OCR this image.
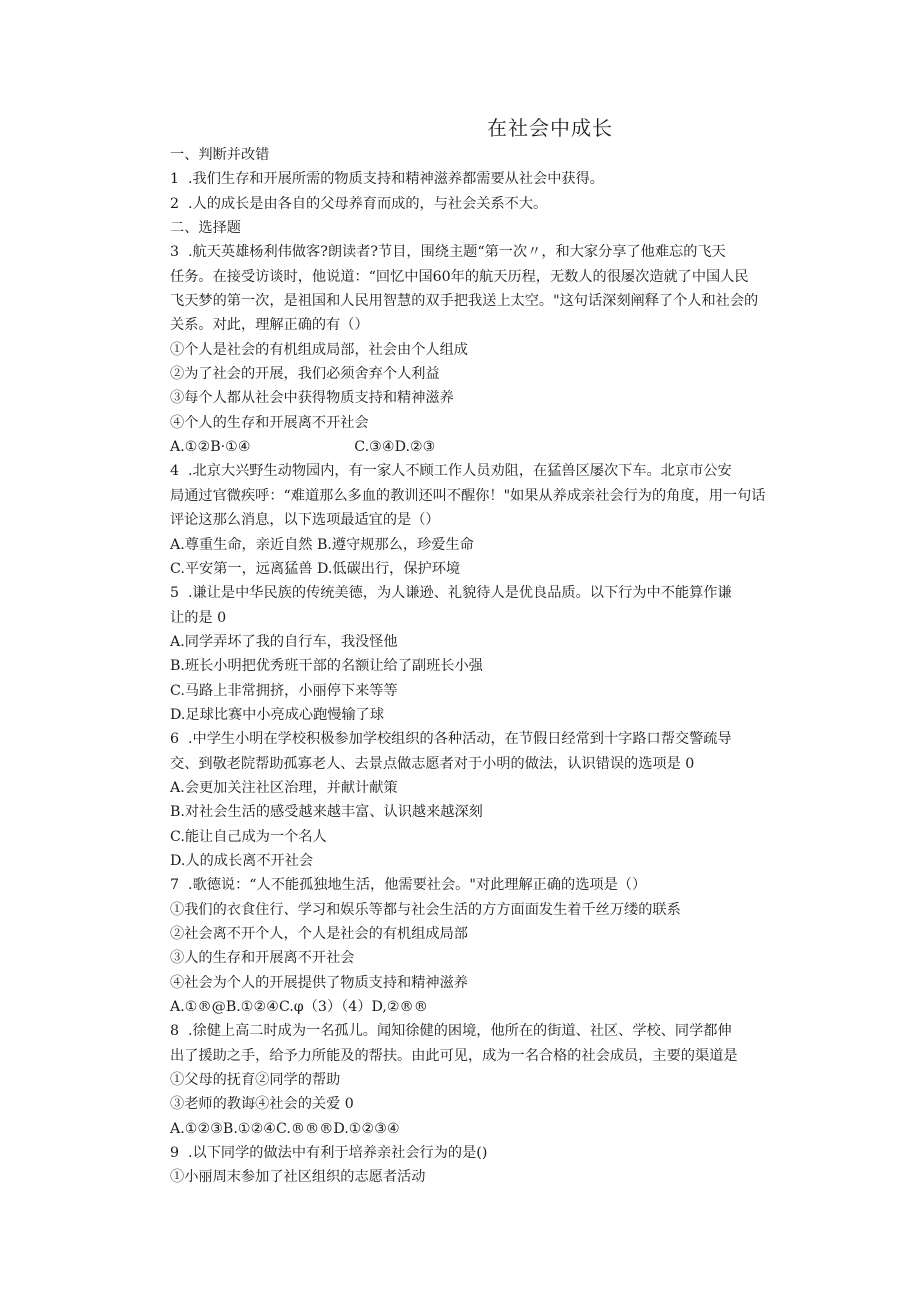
在社会中成长

一、判断并改错

1  .我们生存和开展所需的物质支持和精神滋养都需要从社会中获得。

2  .人的成长是由各自的父母养育而成的，与社会关系不大。

二、选择题

3  .航天英雄杨利伟做客?朗读者?节目，围绕主题“第一次〃，和大家分享了他难忘的飞天

任务。在接受访谈时，他说道：“回忆中国60年的航天历程，无数人的很屡次造就了中国人民

飞天梦的第一次，是祖国和人民用智慧的双手把我送上太空。"这句话深刻阐释了个人和社会的

关系。对此，理解正确的有（）

①个人是社会的有机组成局部，社会由个人组成

②为了社会的开展，我们必须舍弃个人利益

③每个人都从社会中获得物质支持和精神滋养

④个人的生存和开展离不开社会

A.①②B·①④                       C.③④D.②③

4  .北京大兴野生动物园内，有一家人不顾工作人员劝阻，在猛兽区屡次下车。北京市公安

局通过官微疾呼：“难道那么多血的教训还叫不醒你！"如果从养成亲社会行为的角度，用一句话

评论这那么消息，以下选项最适宜的是（）

A.尊重生命，亲近自然 B.遵守规那么，珍爱生命

C.平安第一，远离猛兽 D.低碳出行，保护环境

5  .谦让是中华民族的传统美德，为人谦逊、礼貌待人是优良品质。以下行为中不能算作谦

让的是 0

A.同学弄坏了我的自行车，我没怪他

B.班长小明把优秀班干部的名额让给了副班长小强

C.马路上非常拥挤，小丽停下来等等

D.足球比赛中小亮成心跑慢输了球

6  .中学生小明在学校积极参加学校组织的各种活动，在节假日经常到十字路口帮交警疏导

交、到敬老院帮助孤寡老人、去景点做志愿者对于小明的做法，认识错误的选项是 0

A.会更加关注社区治理，并献计献策

B.对社会生活的感受越来越丰富、认识越来越深刻

C.能让自己成为一个名人

D.人的成长离不开社会

7  .歌德说：“人不能孤独地生活，他需要社会。"对此理解正确的选项是（）

①我们的衣食住行、学习和娱乐等都与社会生活的方方面面发生着千丝万缕的联系

②社会离不开个人，个人是社会的有机组成局部

③人的生存和开展离不开社会

④社会为个人的开展提供了物质支持和精神滋养

A.①®@B.①②④C.φ（3）（4）D,②®®

8  .徐健上高二时成为一名孤儿。闻知徐健的困境，他所在的街道、社区、学校、同学都伸

出了援助之手，给予力所能及的帮扶。由此可见，成为一名合格的社会成员，主要的渠道是

①父母的抚育②同学的帮助

③老师的教诲④社会的关爱 0

A.①②③B.①②④C.®®®D.①②③④

9  .以下同学的做法中有利于培养亲社会行为的是()

①小丽周末参加了社区组织的志愿者活动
##########
** WRITTEN TASK **
Write the entries above out in full, exactly, with no images.

** OUTPUT OF THE TASK **
OCR this image.
在社会中成长

一、判断并改错

1  .我们生存和开展所需的物质支持和精神滋养都需要从社会中获得。

2  .人的成长是由各自的父母养育而成的，与社会关系不大。

二、选择题

3  .航天英雄杨利伟做客?朗读者?节目，围绕主题“第一次〃，和大家分享了他难忘的飞天

任务。在接受访谈时，他说道：“回忆中国60年的航天历程，无数人的很屡次造就了中国人民

飞天梦的第一次，是祖国和人民用智慧的双手把我送上太空。"这句话深刻阐释了个人和社会的

关系。对此，理解正确的有（）

①个人是社会的有机组成局部，社会由个人组成

②为了社会的开展，我们必须舍弃个人利益

③每个人都从社会中获得物质支持和精神滋养

④个人的生存和开展离不开社会

A.①②B·①④                       C.③④D.②③

4  .北京大兴野生动物园内，有一家人不顾工作人员劝阻，在猛兽区屡次下车。北京市公安

局通过官微疾呼：“难道那么多血的教训还叫不醒你！"如果从养成亲社会行为的角度，用一句话

评论这那么消息，以下选项最适宜的是（）

A.尊重生命，亲近自然 B.遵守规那么，珍爱生命

C.平安第一，远离猛兽 D.低碳出行，保护环境

5  .谦让是中华民族的传统美德，为人谦逊、礼貌待人是优良品质。以下行为中不能算作谦

让的是 0

A.同学弄坏了我的自行车，我没怪他

B.班长小明把优秀班干部的名额让给了副班长小强

C.马路上非常拥挤，小丽停下来等等

D.足球比赛中小亮成心跑慢输了球

6  .中学生小明在学校积极参加学校组织的各种活动，在节假日经常到十字路口帮交警疏导

交、到敬老院帮助孤寡老人、去景点做志愿者对于小明的做法，认识错误的选项是 0

A.会更加关注社区治理，并献计献策

B.对社会生活的感受越来越丰富、认识越来越深刻

C.能让自己成为一个名人

D.人的成长离不开社会

7  .歌德说：“人不能孤独地生活，他需要社会。"对此理解正确的选项是（）

①我们的衣食住行、学习和娱乐等都与社会生活的方方面面发生着千丝万缕的联系

②社会离不开个人，个人是社会的有机组成局部

③人的生存和开展离不开社会

④社会为个人的开展提供了物质支持和精神滋养

A.①®@B.①②④C.φ（3）（4）D,②®®

8  .徐健上高二时成为一名孤儿。闻知徐健的困境，他所在的街道、社区、学校、同学都伸

出了援助之手，给予力所能及的帮扶。由此可见，成为一名合格的社会成员，主要的渠道是

①父母的抚育②同学的帮助

③老师的教诲④社会的关爱 0

A.①②③B.①②④C.®®®D.①②③④

9  .以下同学的做法中有利于培养亲社会行为的是()

①小丽周末参加了社区组织的志愿者活动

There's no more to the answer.